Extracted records

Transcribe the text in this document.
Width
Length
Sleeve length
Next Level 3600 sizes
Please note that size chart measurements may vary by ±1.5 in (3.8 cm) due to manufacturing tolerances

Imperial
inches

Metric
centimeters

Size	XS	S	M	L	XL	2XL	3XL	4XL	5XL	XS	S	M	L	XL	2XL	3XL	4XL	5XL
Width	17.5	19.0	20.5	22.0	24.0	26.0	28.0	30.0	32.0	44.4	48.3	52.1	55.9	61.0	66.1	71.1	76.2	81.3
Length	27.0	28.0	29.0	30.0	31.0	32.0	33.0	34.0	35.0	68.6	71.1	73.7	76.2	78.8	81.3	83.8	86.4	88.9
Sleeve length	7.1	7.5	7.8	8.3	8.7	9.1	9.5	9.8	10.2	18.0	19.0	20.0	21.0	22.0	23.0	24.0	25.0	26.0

Goal: Return each line of the data exactly as written above.

Problem solution:
Transcribe the text in this document.
Width
Length
Sleeve length
Next Level 3600 sizes
Please note that size chart measurements may vary by ±1.5 in (3.8 cm) due to manufacturing tolerances

Imperial
inches

Metric
centimeters

Size	XS	S	M	L	XL	2XL	3XL	4XL	5XL	XS	S	M	L	XL	2XL	3XL	4XL	5XL
Width	17.5	19.0	20.5	22.0	24.0	26.0	28.0	30.0	32.0	44.4	48.3	52.1	55.9	61.0	66.1	71.1	76.2	81.3
Length	27.0	28.0	29.0	30.0	31.0	32.0	33.0	34.0	35.0	68.6	71.1	73.7	76.2	78.8	81.3	83.8	86.4	88.9
Sleeve length	7.1	7.5	7.8	8.3	8.7	9.1	9.5	9.8	10.2	18.0	19.0	20.0	21.0	22.0	23.0	24.0	25.0	26.0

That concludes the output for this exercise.